### SHORT EXERCISE 1
Print the rows of stored data from the first one up to and including the row with "box-outlier xyxy=(424,1205,436,1216)".

### QUOTED PASSAGE
::::::::
If you are making an infographic about Marijuana laws, you want the data to show why these laws came into being. The data should carry this story to showcase where we are going and what should one expect in the future from these changes. What one doesn’t want is a visual diarrhea of graphs and statistics.

 

Your data sources are important, the best data for video infographics is always your own, but this is often time-consuming and expensive. If you don’t have any other choice but to use publically available data.  You have to understand that no two sources are the same and understand the shortcomings of each of these sources to avoid embarrassment.

 

3.  Emotions:

Infographic videos are long associated with cognitive decision making. They have been designed to appeal to the right brain and drive rational decisions.  But who’s to say that these videos shouldn’t entertain or educate?

 

Your narrative plays a big role here, you have to make you viewers react, comment and form opinions. To achieve this you have to take a side of an argument.  You can’t maintain a neutral stance and be unbiased and expect the infographic last the test of time. You want your statements to remain relevant as the time goes by.

 

Here are infographic video examples that exemplifies my assertions:

 

 

As you can see the angst, the distrust, the anger in the speaker reflecting the state of affairs when it comes to Justice. In the end, the narrative leaves the audience with a very activistic and positive undertone. Leaving them with a view that however flawed the system is, the fight continues.
::::::::
Stored data
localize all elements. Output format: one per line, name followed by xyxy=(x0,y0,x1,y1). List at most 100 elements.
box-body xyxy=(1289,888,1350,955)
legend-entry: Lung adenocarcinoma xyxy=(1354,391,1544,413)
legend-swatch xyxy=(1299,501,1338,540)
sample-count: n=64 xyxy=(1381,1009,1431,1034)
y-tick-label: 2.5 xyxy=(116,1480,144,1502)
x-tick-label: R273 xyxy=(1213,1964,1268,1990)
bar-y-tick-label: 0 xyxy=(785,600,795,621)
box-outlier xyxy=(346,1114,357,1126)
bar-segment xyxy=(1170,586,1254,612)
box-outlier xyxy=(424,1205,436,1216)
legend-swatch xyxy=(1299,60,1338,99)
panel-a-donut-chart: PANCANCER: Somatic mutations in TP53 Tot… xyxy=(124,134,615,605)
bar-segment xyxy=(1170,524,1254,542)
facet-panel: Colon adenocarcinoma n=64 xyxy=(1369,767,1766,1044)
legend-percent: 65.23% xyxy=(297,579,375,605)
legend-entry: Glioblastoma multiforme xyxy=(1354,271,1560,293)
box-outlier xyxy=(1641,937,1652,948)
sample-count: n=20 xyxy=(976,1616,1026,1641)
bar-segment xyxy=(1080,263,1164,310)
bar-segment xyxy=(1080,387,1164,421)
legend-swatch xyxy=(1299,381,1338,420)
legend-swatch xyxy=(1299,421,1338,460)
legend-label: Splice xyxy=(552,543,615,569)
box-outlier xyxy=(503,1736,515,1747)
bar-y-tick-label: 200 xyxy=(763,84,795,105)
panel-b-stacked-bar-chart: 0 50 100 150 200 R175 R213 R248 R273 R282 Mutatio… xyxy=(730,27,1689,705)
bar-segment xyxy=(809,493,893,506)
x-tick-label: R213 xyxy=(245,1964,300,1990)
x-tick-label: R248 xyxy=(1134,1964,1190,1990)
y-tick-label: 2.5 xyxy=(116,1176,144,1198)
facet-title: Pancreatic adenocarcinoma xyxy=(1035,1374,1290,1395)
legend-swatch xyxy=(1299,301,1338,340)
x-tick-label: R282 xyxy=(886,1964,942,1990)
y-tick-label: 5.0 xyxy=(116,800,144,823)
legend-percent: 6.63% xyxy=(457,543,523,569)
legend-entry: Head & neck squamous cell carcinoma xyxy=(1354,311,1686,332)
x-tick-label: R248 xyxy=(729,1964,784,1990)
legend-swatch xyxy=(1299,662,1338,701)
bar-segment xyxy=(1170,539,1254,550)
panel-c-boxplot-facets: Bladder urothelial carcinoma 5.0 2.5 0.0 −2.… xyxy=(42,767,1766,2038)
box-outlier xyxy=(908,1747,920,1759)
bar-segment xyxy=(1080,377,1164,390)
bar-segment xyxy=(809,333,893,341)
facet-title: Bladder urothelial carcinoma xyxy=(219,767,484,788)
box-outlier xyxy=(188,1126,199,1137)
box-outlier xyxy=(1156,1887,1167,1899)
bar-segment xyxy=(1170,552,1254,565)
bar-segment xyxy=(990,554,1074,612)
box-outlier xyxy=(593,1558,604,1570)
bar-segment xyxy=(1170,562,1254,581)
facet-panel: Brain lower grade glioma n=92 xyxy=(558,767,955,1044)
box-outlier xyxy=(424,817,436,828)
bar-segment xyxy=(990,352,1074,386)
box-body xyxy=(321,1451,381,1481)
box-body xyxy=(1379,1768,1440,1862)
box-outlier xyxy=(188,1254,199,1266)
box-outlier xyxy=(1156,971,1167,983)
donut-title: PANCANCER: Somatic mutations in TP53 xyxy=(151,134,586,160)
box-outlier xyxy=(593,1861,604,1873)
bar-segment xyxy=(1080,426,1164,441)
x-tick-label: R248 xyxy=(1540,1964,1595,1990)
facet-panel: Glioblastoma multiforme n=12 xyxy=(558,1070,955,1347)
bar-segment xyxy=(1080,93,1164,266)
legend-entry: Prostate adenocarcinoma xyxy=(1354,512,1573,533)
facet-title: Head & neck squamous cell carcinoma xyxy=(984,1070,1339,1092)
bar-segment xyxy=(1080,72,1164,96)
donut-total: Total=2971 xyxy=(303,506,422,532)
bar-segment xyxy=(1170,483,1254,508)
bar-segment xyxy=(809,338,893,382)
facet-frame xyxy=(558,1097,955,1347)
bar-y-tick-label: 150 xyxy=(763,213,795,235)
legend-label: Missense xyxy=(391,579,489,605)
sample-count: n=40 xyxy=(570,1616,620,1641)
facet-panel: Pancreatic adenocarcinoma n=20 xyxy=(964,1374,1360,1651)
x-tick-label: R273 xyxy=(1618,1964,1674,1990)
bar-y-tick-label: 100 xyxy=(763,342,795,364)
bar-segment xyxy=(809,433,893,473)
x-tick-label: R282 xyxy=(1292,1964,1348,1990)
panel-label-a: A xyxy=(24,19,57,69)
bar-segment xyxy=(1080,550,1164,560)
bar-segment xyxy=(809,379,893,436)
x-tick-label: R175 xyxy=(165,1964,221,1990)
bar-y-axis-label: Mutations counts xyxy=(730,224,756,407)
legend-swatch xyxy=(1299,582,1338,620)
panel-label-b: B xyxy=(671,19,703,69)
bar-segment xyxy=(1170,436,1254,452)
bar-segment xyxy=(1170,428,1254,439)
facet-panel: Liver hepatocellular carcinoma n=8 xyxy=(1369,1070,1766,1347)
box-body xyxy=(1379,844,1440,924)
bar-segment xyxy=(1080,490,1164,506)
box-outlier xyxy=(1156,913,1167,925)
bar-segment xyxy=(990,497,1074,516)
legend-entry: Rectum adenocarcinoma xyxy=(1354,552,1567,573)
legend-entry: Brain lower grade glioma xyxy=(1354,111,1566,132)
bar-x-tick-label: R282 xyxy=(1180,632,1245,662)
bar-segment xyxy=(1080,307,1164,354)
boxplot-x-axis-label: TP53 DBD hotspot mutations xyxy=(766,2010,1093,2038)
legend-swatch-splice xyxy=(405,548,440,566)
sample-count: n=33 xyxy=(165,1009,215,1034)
::::::::
### SHORT EXERCISE 2
According to the passage on infographic videos, what is always the best data for video infographics?

### CORRECT RESULT 1
localize all elements. Output format: one per line, name followed by xyxy=(x0,y0,x1,y1). List at most 100 elements.
box-body xyxy=(1289,888,1350,955)
legend-entry: Lung adenocarcinoma xyxy=(1354,391,1544,413)
legend-swatch xyxy=(1299,501,1338,540)
sample-count: n=64 xyxy=(1381,1009,1431,1034)
y-tick-label: 2.5 xyxy=(116,1480,144,1502)
x-tick-label: R273 xyxy=(1213,1964,1268,1990)
bar-y-tick-label: 0 xyxy=(785,600,795,621)
box-outlier xyxy=(346,1114,357,1126)
bar-segment xyxy=(1170,586,1254,612)
box-outlier xyxy=(424,1205,436,1216)

### CORRECT RESULT 2
Your own data.